__Records shown__

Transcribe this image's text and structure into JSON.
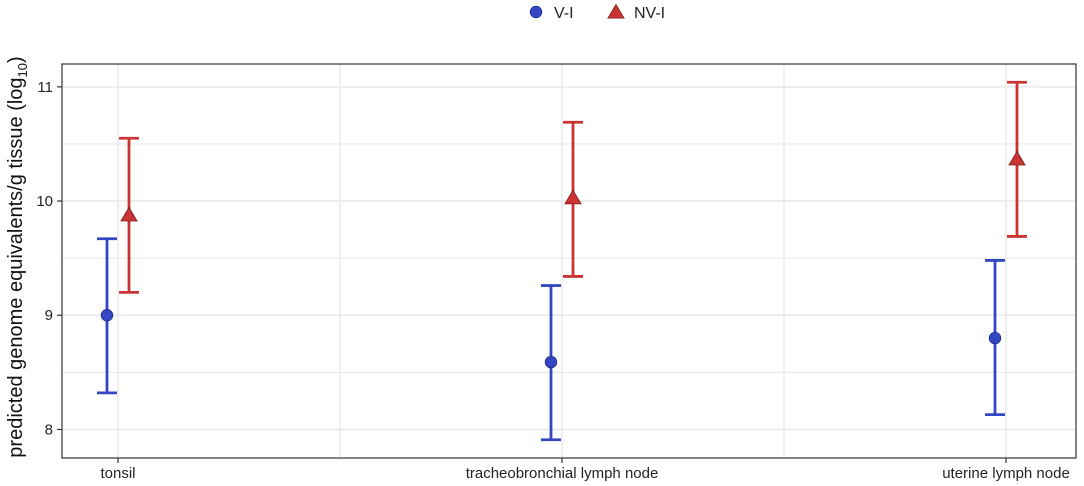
{
  "chart_data": {
    "type": "scatter",
    "categories": [
      "tonsil",
      "tracheobronchial lymph node",
      "uterine lymph node"
    ],
    "ylabel": "predicted genome equivalents/g tissue (log",
    "ylabel_sub": "10",
    "ylabel_end": ")",
    "ylim": [
      7.75,
      11.2
    ],
    "yticks": [
      "8",
      "9",
      "10",
      "11"
    ],
    "grid": true,
    "legend_position": "top",
    "series": [
      {
        "name": "V-I",
        "marker": "circle",
        "color": "#3347c4",
        "values": [
          9.0,
          8.59,
          8.8
        ],
        "lower": [
          8.32,
          7.91,
          8.13
        ],
        "upper": [
          9.67,
          9.26,
          9.48
        ]
      },
      {
        "name": "NV-I",
        "marker": "triangle",
        "color": "#cc3333",
        "values": [
          9.87,
          10.02,
          10.36
        ],
        "lower": [
          9.2,
          9.34,
          9.69
        ],
        "upper": [
          10.55,
          10.69,
          11.04
        ]
      }
    ]
  }
}
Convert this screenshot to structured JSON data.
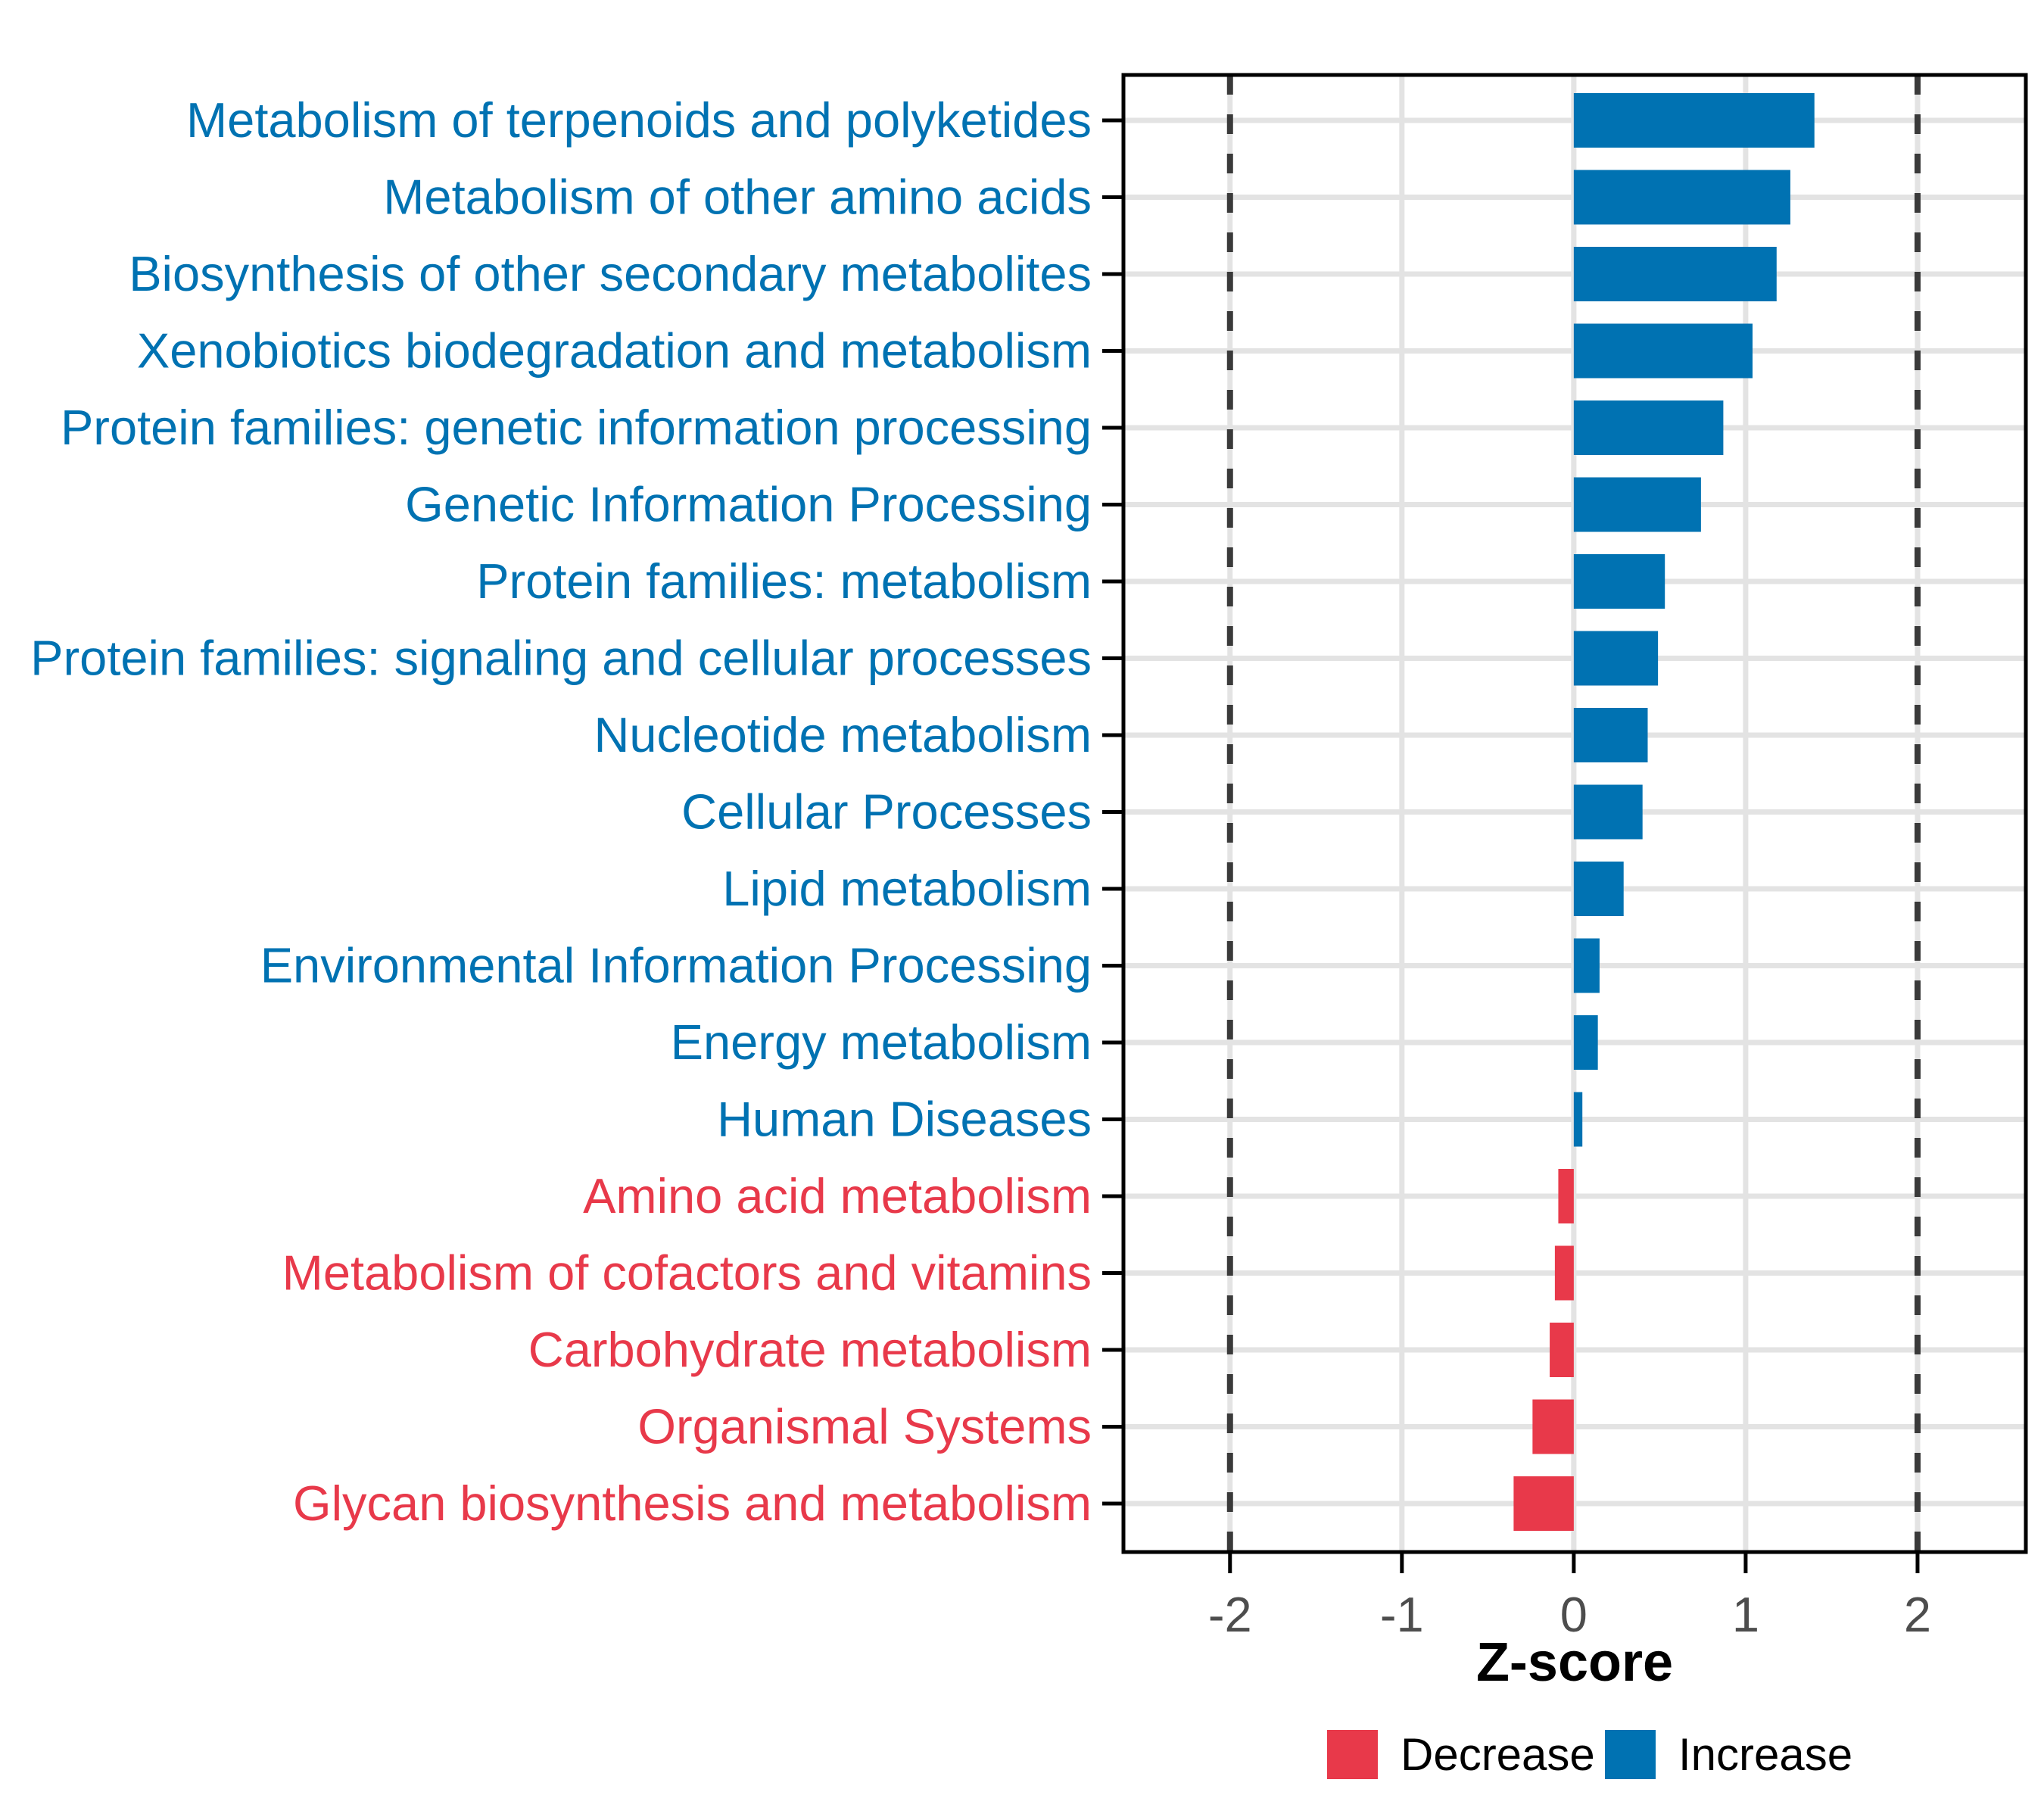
{
  "chart_data": {
    "type": "bar",
    "orientation": "horizontal",
    "title": "",
    "xlabel": "Z-score",
    "ylabel": "",
    "xlim": [
      -2.62,
      2.63
    ],
    "x_ticks": [
      -2,
      -1,
      0,
      1,
      2
    ],
    "x_tick_labels": [
      "-2",
      "-1",
      "0",
      "1",
      "2"
    ],
    "reference_lines": [
      -2,
      2
    ],
    "grid": true,
    "legend_position": "bottom",
    "categories": [
      "Metabolism of terpenoids and polyketides",
      "Metabolism of other amino acids",
      "Biosynthesis of other secondary metabolites",
      "Xenobiotics biodegradation and metabolism",
      "Protein families: genetic information processing",
      "Genetic Information Processing",
      "Protein families: metabolism",
      "Protein families: signaling and cellular processes",
      "Nucleotide metabolism",
      "Cellular Processes",
      "Lipid metabolism",
      "Environmental Information Processing",
      "Energy metabolism",
      "Human Diseases",
      "Amino acid metabolism",
      "Metabolism of cofactors and vitamins",
      "Carbohydrate metabolism",
      "Organismal Systems",
      "Glycan biosynthesis and metabolism"
    ],
    "values": [
      1.4,
      1.26,
      1.18,
      1.04,
      0.87,
      0.74,
      0.53,
      0.49,
      0.43,
      0.4,
      0.29,
      0.15,
      0.14,
      0.05,
      -0.09,
      -0.11,
      -0.14,
      -0.24,
      -0.35
    ],
    "groups": [
      "Increase",
      "Increase",
      "Increase",
      "Increase",
      "Increase",
      "Increase",
      "Increase",
      "Increase",
      "Increase",
      "Increase",
      "Increase",
      "Increase",
      "Increase",
      "Increase",
      "Decrease",
      "Decrease",
      "Decrease",
      "Decrease",
      "Decrease"
    ],
    "group_colors": {
      "Increase": "#0072B2",
      "Decrease": "#E8394A"
    }
  },
  "legend": {
    "items": [
      {
        "label": "Decrease",
        "color": "#E8394A"
      },
      {
        "label": "Increase",
        "color": "#0072B2"
      }
    ]
  },
  "colors": {
    "panel_border": "#000000",
    "gridline": "#E3E3E3",
    "reference_line": "#3A3A3A",
    "tick_mark": "#000000",
    "x_tick_label": "#4D4D4D",
    "axis_title": "#000000",
    "legend_text": "#000000",
    "background": "#FFFFFF"
  }
}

__Required action__
Check the records above line by line and tally those holding the string "Protein". Answer with the number only.

__Exercise response__
3